(Entries with figure data)

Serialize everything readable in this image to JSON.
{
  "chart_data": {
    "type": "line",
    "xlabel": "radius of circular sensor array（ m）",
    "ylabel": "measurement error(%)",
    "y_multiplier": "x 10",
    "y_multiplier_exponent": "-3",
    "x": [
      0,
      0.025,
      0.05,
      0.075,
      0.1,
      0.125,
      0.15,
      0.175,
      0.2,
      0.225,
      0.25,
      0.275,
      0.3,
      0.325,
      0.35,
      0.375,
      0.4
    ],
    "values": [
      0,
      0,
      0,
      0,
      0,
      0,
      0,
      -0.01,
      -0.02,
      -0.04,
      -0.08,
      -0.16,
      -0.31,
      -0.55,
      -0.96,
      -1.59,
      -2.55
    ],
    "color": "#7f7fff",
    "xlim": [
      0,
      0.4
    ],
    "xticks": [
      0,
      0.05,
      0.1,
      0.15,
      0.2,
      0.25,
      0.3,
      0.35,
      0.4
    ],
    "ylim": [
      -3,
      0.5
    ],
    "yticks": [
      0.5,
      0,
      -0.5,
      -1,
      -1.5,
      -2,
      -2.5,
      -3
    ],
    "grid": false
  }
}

• [Aim of the exercise] Copy out all of the records above with nothing altered.

• [Task solution]
Serialize everything readable in this image to JSON.
{
  "chart_data": {
    "type": "line",
    "xlabel": "radius of circular sensor array（ m）",
    "ylabel": "measurement error(%)",
    "y_multiplier": "x 10",
    "y_multiplier_exponent": "-3",
    "x": [
      0,
      0.025,
      0.05,
      0.075,
      0.1,
      0.125,
      0.15,
      0.175,
      0.2,
      0.225,
      0.25,
      0.275,
      0.3,
      0.325,
      0.35,
      0.375,
      0.4
    ],
    "values": [
      0,
      0,
      0,
      0,
      0,
      0,
      0,
      -0.01,
      -0.02,
      -0.04,
      -0.08,
      -0.16,
      -0.31,
      -0.55,
      -0.96,
      -1.59,
      -2.55
    ],
    "color": "#7f7fff",
    "xlim": [
      0,
      0.4
    ],
    "xticks": [
      0,
      0.05,
      0.1,
      0.15,
      0.2,
      0.25,
      0.3,
      0.35,
      0.4
    ],
    "ylim": [
      -3,
      0.5
    ],
    "yticks": [
      0.5,
      0,
      -0.5,
      -1,
      -1.5,
      -2,
      -2.5,
      -3
    ],
    "grid": false
  }
}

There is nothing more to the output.